Saved data entries
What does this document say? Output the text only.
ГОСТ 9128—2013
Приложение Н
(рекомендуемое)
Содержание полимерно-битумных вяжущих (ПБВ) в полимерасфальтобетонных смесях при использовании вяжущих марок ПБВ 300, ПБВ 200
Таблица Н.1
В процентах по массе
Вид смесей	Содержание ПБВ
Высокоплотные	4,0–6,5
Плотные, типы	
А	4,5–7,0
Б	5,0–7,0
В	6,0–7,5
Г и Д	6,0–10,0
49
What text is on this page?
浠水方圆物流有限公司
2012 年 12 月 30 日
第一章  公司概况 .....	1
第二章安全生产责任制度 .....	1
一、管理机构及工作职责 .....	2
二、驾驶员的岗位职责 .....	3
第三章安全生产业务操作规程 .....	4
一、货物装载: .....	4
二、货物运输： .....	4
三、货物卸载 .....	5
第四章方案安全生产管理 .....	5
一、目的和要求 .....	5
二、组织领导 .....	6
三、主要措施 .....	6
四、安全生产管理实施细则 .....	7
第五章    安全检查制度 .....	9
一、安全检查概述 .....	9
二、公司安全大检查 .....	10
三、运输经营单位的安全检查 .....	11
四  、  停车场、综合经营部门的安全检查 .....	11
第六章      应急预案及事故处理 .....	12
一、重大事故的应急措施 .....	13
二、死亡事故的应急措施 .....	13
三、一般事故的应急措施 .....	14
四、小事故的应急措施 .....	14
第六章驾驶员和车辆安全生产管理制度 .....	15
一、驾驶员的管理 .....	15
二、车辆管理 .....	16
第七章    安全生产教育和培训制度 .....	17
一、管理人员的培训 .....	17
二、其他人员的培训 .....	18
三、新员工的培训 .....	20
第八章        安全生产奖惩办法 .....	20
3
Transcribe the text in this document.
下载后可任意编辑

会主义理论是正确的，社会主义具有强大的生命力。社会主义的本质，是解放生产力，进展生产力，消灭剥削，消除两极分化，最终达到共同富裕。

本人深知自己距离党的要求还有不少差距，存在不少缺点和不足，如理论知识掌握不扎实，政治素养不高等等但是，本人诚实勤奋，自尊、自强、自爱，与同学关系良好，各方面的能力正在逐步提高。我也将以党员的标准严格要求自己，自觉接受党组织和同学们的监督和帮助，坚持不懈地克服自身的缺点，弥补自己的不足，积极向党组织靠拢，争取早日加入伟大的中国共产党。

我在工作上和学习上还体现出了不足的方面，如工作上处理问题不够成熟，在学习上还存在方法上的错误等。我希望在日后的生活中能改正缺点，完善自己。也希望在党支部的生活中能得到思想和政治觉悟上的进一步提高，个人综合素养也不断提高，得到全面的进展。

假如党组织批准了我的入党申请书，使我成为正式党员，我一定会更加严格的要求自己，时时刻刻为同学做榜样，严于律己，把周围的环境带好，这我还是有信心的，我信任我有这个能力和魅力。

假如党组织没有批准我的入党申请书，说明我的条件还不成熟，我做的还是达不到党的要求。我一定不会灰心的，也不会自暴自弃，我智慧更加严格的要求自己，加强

▶ **REQUIREMENTS**: Find the line that contains "What text is on this page?" in the listing above. Retype it and every line after it up to the last, exactly, and nothing else.

▶ **SOLUTION**:
What text is on this page?
浠水方圆物流有限公司
2012 年 12 月 30 日
第一章  公司概况 .....	1
第二章安全生产责任制度 .....	1
一、管理机构及工作职责 .....	2
二、驾驶员的岗位职责 .....	3
第三章安全生产业务操作规程 .....	4
一、货物装载: .....	4
二、货物运输： .....	4
三、货物卸载 .....	5
第四章方案安全生产管理 .....	5
一、目的和要求 .....	5
二、组织领导 .....	6
三、主要措施 .....	6
四、安全生产管理实施细则 .....	7
第五章    安全检查制度 .....	9
一、安全检查概述 .....	9
二、公司安全大检查 .....	10
三、运输经营单位的安全检查 .....	11
四  、  停车场、综合经营部门的安全检查 .....	11
第六章      应急预案及事故处理 .....	12
一、重大事故的应急措施 .....	13
二、死亡事故的应急措施 .....	13
三、一般事故的应急措施 .....	14
四、小事故的应急措施 .....	14
第六章驾驶员和车辆安全生产管理制度 .....	15
一、驾驶员的管理 .....	15
二、车辆管理 .....	16
第七章    安全生产教育和培训制度 .....	17
一、管理人员的培训 .....	17
二、其他人员的培训 .....	18
三、新员工的培训 .....	20
第八章        安全生产奖惩办法 .....	20
3
Transcribe the text in this document.
下载后可任意编辑

会主义理论是正确的，社会主义具有强大的生命力。社会主义的本质，是解放生产力，进展生产力，消灭剥削，消除两极分化，最终达到共同富裕。

本人深知自己距离党的要求还有不少差距，存在不少缺点和不足，如理论知识掌握不扎实，政治素养不高等等但是，本人诚实勤奋，自尊、自强、自爱，与同学关系良好，各方面的能力正在逐步提高。我也将以党员的标准严格要求自己，自觉接受党组织和同学们的监督和帮助，坚持不懈地克服自身的缺点，弥补自己的不足，积极向党组织靠拢，争取早日加入伟大的中国共产党。

我在工作上和学习上还体现出了不足的方面，如工作上处理问题不够成熟，在学习上还存在方法上的错误等。我希望在日后的生活中能改正缺点，完善自己。也希望在党支部的生活中能得到思想和政治觉悟上的进一步提高，个人综合素养也不断提高，得到全面的进展。

假如党组织批准了我的入党申请书，使我成为正式党员，我一定会更加严格的要求自己，时时刻刻为同学做榜样，严于律己，把周围的环境带好，这我还是有信心的，我信任我有这个能力和魅力。

假如党组织没有批准我的入党申请书，说明我的条件还不成熟，我做的还是达不到党的要求。我一定不会灰心的，也不会自暴自弃，我智慧更加严格的要求自己，加强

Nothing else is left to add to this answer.